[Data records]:
◆ ◆ ◆
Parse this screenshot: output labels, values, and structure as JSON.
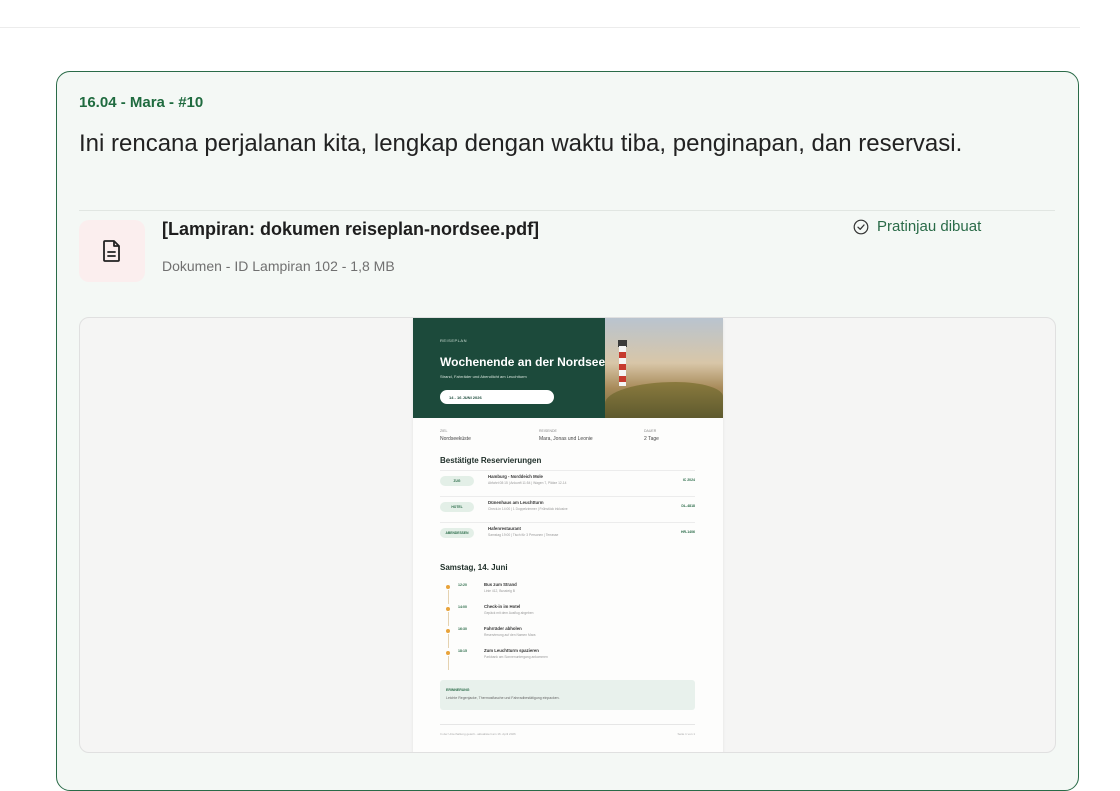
{
  "message": {
    "meta": "16.04 - Mara - #10",
    "text": "Ini rencana perjalanan kita, lengkap dengan waktu tiba, penginapan, dan reservasi."
  },
  "attachment": {
    "icon": "document-icon",
    "title": "[Lampiran: dokumen reiseplan-nordsee.pdf]",
    "subtitle": "Dokumen - ID Lampiran 102 - 1,8 MB",
    "status_icon": "check-circle-icon",
    "status": "Pratinjau dibuat"
  },
  "colors": {
    "accent": "#2a6b48",
    "card_bg": "#f4f8f5",
    "hero": "#1c4a3b",
    "attachment_icon_bg": "#fbeeee"
  },
  "document": {
    "tag": "REISEPLAN",
    "title": "Wochenende an der Nordsee",
    "subtitle": "Strand, Fahrräder und Abendlicht am Leuchtturm",
    "date_pill": "14 - 16 JUNI 2026",
    "facts": [
      {
        "label": "ZIEL",
        "value": "Nordseeküste"
      },
      {
        "label": "REISENDE",
        "value": "Mara, Jonas und Leonie"
      },
      {
        "label": "DAUER",
        "value": "2 Tage"
      }
    ],
    "reservations_heading": "Bestätigte Reservierungen",
    "reservations": [
      {
        "badge": "ZUG",
        "title": "Hamburg - Norddeich Mole",
        "detail": "Abfahrt 08:15 | Ankunft 11:54 | Wagen 7, Plätze 12-14",
        "code": "IC 2024"
      },
      {
        "badge": "HOTEL",
        "title": "Dünenhaus am Leuchtturm",
        "detail": "Check-in 14:00 | 1 Doppelzimmer | Frühstück inklusive",
        "code": "DL-4818"
      },
      {
        "badge": "ABENDESSEN",
        "title": "Hafenrestaurant",
        "detail": "Samstag 19:00 | Tisch für 3 Personen | Terrasse",
        "code": "HR-1406"
      }
    ],
    "day_heading": "Samstag, 14. Juni",
    "timeline": [
      {
        "time": "12:20",
        "title": "Bus zum Strand",
        "detail": "Linie 412, Bussteig B"
      },
      {
        "time": "14:00",
        "title": "Check-in im Hotel",
        "detail": "Gepäck mit dem Ausflug abgeben"
      },
      {
        "time": "16:30",
        "title": "Fahrräder abholen",
        "detail": "Reservierung auf den Namen Mara"
      },
      {
        "time": "18:15",
        "title": "Zum Leuchtturm spazieren",
        "detail": "Parkbank am Sonnenuntergang ankommen"
      }
    ],
    "reminder_title": "ERINNERUNG",
    "reminder_text": "Leichte Regenjacke, Thermosflasche und Fahrradbestätigung einpacken.",
    "footer_left": "In der Unterhaltung geteilt - aktualisiert am 16. April 2026",
    "footer_right": "Seite 1 von 1"
  }
}
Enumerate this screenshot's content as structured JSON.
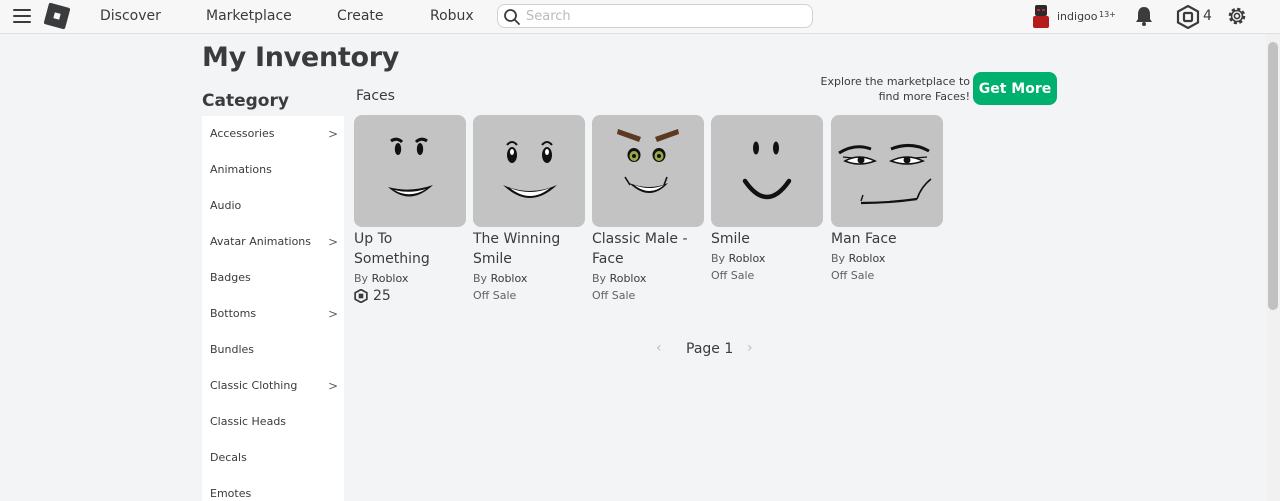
◆ ◆ ◆
[Aim]:
From the listing above, collect every line that mentions the word "badge".

[Written reply]:
        "badge": "ZUG",
        "badge": "HOTEL",
        "badge": "ABENDESSEN",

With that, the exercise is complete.